┌─ EXTRACTED DATA

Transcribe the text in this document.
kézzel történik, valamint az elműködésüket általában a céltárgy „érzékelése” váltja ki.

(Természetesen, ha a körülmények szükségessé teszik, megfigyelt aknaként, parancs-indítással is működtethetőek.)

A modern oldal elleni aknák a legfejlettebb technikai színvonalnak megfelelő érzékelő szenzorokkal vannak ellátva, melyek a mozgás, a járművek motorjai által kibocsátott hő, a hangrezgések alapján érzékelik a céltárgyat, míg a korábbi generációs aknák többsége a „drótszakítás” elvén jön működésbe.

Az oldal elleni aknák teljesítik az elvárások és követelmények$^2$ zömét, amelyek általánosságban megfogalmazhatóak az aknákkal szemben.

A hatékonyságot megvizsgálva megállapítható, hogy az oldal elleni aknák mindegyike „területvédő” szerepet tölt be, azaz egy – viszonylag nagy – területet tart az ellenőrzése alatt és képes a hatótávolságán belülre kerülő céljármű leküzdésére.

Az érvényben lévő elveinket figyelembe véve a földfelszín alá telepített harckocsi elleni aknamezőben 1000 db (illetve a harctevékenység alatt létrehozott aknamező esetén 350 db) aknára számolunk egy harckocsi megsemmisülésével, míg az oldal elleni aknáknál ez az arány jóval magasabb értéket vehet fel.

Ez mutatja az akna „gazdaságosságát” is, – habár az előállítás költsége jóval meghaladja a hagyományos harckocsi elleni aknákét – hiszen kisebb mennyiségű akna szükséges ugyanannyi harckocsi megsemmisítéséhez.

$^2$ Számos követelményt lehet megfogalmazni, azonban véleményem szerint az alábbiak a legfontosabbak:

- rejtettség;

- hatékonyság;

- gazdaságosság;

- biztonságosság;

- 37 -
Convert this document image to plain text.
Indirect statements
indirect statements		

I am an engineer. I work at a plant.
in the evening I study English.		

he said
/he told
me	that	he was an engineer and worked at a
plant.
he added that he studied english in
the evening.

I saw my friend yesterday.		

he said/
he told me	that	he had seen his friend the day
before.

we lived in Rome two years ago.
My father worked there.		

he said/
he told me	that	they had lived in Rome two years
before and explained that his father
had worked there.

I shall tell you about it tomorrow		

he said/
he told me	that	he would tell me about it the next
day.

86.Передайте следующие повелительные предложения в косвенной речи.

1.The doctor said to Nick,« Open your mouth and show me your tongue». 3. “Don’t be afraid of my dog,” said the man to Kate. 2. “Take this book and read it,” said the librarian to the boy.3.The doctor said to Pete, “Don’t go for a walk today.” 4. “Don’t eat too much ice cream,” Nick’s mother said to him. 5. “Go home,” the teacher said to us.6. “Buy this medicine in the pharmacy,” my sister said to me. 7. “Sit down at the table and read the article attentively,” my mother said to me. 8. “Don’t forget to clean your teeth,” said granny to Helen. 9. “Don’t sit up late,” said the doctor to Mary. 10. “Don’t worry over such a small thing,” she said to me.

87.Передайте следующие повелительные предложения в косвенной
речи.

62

└─

AIM: Copy all lines from the material that include "statements".

RESPONSE TO THIS TASK:
Indirect statements
indirect statements		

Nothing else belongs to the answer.